## PROVIDED INFORMATION
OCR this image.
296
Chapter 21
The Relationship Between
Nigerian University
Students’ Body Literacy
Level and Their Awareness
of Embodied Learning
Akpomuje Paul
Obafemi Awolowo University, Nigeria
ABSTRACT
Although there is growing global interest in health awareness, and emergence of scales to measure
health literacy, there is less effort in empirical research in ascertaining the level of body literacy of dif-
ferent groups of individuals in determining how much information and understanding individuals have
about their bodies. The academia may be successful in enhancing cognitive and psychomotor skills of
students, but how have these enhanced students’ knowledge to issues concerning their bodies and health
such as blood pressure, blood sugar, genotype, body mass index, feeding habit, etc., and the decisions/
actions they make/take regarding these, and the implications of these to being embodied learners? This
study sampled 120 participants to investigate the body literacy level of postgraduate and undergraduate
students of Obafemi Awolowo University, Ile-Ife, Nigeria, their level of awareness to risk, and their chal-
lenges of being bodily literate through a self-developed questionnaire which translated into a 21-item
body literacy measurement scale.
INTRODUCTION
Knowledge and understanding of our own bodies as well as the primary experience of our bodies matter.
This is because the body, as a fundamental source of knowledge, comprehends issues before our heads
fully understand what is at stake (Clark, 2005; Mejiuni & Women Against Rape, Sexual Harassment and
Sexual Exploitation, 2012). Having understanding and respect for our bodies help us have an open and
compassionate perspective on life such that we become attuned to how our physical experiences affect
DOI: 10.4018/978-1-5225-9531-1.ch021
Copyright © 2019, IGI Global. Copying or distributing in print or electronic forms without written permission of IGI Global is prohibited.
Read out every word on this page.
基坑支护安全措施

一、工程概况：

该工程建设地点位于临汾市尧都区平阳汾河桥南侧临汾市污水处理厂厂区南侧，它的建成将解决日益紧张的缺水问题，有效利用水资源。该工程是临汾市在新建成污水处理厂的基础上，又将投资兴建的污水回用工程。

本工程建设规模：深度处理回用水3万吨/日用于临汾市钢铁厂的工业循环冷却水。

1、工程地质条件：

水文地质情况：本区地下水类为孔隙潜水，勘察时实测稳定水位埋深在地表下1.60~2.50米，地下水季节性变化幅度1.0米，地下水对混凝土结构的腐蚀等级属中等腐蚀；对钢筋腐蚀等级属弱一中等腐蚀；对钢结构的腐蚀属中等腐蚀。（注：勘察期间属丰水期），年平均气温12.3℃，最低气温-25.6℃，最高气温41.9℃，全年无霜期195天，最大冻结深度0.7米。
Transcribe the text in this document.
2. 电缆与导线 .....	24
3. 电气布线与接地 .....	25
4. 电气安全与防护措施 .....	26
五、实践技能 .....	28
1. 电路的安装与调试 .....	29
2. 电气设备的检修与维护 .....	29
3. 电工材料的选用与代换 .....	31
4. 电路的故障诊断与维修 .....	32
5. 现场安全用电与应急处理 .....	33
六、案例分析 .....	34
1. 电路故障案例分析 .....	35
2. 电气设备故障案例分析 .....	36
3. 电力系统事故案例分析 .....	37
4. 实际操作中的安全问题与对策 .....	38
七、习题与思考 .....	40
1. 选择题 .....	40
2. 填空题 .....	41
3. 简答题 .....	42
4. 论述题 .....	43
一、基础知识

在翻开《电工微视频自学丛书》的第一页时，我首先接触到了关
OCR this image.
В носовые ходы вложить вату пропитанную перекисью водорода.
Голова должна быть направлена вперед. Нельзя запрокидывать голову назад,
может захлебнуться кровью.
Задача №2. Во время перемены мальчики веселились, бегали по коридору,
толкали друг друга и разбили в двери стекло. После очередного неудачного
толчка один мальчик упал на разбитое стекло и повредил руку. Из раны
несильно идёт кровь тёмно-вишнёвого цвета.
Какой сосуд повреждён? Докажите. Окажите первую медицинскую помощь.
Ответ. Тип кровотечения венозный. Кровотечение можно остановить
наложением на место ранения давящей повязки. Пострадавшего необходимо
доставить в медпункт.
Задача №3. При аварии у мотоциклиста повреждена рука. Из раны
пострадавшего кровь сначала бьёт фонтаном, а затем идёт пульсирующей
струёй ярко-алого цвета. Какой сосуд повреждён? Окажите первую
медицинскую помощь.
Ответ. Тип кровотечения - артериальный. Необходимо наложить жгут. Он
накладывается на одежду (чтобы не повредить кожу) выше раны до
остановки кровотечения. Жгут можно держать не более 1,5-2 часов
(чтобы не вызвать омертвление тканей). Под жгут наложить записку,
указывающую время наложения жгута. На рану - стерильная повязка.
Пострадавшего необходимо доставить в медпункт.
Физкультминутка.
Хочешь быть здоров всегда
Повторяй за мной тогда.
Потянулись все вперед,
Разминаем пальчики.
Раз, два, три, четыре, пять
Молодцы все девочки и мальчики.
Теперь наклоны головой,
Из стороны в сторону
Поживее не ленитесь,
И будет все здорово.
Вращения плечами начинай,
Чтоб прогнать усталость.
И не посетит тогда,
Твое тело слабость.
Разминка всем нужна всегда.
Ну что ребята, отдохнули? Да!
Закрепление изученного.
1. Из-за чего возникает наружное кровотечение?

## EXERCISE PROMPT
Read through the data and copy every line where "тогда" shows up.

## RESPONSE TO THIS TASK
Повторяй за мной тогда.
И не посетит тогда,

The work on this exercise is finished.